> **TASK BRIEF**
Every line of the material below must be repeated exactly.

── DATASET EXCERPTS ──

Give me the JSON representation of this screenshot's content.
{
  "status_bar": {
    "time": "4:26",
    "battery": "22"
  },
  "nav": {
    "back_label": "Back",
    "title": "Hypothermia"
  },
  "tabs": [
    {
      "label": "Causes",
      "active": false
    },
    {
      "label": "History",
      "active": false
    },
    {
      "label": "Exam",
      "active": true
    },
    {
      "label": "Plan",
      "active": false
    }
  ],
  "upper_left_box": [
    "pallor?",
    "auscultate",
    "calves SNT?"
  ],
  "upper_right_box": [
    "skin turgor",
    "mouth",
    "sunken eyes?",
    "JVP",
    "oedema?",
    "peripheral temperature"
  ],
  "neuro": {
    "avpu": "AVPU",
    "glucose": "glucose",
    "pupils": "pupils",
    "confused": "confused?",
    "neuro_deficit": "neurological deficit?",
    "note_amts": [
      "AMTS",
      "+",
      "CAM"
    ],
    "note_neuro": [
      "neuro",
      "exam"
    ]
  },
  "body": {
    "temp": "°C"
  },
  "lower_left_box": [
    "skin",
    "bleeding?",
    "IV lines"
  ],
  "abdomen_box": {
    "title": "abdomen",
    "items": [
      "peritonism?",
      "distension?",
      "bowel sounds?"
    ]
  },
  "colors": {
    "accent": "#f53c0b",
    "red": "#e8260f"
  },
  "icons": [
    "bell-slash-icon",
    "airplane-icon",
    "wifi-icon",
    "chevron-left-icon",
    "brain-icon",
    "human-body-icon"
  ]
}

───

> **FINAL RESULT**
Give me the JSON representation of this screenshot's content.
{
  "status_bar": {
    "time": "4:26",
    "battery": "22"
  },
  "nav": {
    "back_label": "Back",
    "title": "Hypothermia"
  },
  "tabs": [
    {
      "label": "Causes",
      "active": false
    },
    {
      "label": "History",
      "active": false
    },
    {
      "label": "Exam",
      "active": true
    },
    {
      "label": "Plan",
      "active": false
    }
  ],
  "upper_left_box": [
    "pallor?",
    "auscultate",
    "calves SNT?"
  ],
  "upper_right_box": [
    "skin turgor",
    "mouth",
    "sunken eyes?",
    "JVP",
    "oedema?",
    "peripheral temperature"
  ],
  "neuro": {
    "avpu": "AVPU",
    "glucose": "glucose",
    "pupils": "pupils",
    "confused": "confused?",
    "neuro_deficit": "neurological deficit?",
    "note_amts": [
      "AMTS",
      "+",
      "CAM"
    ],
    "note_neuro": [
      "neuro",
      "exam"
    ]
  },
  "body": {
    "temp": "°C"
  },
  "lower_left_box": [
    "skin",
    "bleeding?",
    "IV lines"
  ],
  "abdomen_box": {
    "title": "abdomen",
    "items": [
      "peritonism?",
      "distension?",
      "bowel sounds?"
    ]
  },
  "colors": {
    "accent": "#f53c0b",
    "red": "#e8260f"
  },
  "icons": [
    "bell-slash-icon",
    "airplane-icon",
    "wifi-icon",
    "chevron-left-icon",
    "brain-icon",
    "human-body-icon"
  ]
}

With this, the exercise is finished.